> _EXERCISE BRIEF_
Reply only with how many lines contain the word "splined".

Data records
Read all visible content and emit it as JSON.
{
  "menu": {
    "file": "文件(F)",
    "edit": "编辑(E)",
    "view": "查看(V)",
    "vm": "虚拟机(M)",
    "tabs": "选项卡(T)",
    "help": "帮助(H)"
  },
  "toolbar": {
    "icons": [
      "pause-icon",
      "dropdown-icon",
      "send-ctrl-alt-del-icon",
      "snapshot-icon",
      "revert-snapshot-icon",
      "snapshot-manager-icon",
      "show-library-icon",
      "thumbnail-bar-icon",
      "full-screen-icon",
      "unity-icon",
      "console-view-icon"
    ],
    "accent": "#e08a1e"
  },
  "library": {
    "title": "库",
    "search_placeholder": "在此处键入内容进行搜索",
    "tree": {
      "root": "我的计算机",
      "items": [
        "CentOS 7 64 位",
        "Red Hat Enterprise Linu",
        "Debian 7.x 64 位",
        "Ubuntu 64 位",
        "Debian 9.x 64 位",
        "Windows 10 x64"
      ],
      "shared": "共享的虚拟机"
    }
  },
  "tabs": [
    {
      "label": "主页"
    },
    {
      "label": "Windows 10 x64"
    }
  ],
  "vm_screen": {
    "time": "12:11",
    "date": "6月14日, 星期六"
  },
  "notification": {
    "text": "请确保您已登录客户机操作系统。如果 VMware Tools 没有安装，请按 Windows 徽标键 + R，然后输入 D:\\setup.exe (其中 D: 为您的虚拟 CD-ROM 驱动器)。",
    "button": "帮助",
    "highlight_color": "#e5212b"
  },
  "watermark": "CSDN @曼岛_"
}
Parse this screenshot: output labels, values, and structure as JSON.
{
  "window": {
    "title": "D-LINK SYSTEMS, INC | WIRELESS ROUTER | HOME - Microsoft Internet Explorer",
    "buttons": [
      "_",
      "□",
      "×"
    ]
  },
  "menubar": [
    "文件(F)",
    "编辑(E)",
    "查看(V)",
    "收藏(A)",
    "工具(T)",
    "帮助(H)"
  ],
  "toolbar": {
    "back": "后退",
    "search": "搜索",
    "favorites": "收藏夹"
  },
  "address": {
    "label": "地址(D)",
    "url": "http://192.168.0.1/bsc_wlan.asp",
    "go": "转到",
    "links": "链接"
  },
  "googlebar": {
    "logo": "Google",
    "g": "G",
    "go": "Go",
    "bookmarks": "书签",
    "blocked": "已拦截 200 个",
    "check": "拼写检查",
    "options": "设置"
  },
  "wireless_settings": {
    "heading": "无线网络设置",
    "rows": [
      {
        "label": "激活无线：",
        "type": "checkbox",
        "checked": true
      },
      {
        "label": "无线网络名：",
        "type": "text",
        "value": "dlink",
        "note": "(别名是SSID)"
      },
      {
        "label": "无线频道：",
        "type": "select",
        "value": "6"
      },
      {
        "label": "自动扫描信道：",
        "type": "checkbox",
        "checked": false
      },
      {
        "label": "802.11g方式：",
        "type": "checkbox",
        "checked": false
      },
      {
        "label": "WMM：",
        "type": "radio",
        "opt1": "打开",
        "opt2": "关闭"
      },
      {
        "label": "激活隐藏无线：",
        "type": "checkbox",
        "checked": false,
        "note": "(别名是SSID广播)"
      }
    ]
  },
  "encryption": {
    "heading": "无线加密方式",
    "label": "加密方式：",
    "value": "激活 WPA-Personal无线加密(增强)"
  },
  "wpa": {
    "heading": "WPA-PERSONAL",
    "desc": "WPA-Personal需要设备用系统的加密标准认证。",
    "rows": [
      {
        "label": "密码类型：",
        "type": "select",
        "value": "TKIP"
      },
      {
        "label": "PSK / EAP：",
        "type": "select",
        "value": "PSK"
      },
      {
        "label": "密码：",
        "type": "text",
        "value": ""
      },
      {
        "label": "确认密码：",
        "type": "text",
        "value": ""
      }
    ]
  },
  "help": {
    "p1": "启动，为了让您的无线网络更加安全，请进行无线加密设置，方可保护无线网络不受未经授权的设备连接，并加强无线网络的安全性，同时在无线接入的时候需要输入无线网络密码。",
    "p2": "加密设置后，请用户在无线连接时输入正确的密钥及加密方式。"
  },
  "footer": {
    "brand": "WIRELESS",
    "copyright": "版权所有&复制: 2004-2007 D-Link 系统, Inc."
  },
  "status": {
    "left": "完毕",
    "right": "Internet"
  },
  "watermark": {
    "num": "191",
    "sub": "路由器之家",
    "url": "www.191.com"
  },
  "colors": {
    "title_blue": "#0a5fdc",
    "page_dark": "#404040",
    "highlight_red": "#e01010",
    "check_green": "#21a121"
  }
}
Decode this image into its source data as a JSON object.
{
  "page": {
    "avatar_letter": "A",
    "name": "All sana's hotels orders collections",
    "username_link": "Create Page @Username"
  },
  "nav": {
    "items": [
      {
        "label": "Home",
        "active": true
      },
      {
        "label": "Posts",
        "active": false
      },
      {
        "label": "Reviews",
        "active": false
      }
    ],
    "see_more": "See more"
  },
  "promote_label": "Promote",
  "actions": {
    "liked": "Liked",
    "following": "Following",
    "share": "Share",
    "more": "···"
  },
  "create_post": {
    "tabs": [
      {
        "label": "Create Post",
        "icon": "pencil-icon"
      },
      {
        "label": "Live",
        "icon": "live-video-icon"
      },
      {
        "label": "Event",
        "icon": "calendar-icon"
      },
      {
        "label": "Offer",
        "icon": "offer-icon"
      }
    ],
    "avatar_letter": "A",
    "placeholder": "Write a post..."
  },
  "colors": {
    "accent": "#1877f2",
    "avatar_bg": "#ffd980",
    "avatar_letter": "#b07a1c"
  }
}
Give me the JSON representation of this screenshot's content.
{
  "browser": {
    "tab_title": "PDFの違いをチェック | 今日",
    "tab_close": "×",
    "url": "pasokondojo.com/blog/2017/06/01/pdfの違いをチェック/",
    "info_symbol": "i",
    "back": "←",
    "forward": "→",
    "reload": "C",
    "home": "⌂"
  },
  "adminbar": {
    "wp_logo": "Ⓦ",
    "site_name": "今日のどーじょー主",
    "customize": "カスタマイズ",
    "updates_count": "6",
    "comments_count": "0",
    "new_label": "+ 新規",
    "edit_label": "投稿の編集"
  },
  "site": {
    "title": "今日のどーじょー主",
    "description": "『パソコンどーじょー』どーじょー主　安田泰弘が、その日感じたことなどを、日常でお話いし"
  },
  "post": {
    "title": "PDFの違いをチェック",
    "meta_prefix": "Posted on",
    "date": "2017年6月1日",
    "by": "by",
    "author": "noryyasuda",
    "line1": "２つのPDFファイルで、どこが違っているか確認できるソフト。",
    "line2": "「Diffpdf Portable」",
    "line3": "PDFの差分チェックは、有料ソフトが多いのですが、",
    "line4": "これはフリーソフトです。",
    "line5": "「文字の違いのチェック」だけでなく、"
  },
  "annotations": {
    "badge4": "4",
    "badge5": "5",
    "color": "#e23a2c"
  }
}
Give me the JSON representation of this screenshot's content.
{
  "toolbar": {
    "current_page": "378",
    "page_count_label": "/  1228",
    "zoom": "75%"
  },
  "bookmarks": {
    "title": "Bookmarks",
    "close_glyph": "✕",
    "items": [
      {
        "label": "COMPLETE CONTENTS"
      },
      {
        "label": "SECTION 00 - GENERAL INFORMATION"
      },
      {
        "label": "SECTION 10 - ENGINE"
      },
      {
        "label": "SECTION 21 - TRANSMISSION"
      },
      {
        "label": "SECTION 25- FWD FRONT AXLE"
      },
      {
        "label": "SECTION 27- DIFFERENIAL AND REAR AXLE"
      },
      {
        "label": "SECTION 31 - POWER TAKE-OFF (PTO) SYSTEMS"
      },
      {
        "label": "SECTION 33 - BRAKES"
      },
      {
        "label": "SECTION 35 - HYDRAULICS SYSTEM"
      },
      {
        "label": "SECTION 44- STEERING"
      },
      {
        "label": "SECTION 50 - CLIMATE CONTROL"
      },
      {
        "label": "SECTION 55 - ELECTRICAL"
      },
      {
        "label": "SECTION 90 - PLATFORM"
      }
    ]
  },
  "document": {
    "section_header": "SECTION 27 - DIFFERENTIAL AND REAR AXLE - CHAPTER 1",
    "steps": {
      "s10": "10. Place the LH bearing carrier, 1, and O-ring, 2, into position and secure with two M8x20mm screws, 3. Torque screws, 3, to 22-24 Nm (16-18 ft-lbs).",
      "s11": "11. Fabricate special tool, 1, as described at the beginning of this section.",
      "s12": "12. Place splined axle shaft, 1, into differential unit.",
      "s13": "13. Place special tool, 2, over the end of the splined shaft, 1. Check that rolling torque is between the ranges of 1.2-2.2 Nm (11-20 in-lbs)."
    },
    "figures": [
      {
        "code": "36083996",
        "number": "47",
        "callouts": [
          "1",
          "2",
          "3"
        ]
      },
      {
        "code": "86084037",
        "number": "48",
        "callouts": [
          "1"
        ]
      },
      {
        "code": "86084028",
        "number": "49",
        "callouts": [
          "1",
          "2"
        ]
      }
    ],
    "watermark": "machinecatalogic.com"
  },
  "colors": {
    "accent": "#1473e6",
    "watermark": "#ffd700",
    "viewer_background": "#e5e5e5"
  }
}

> _EXERCISE OUTPUT_
2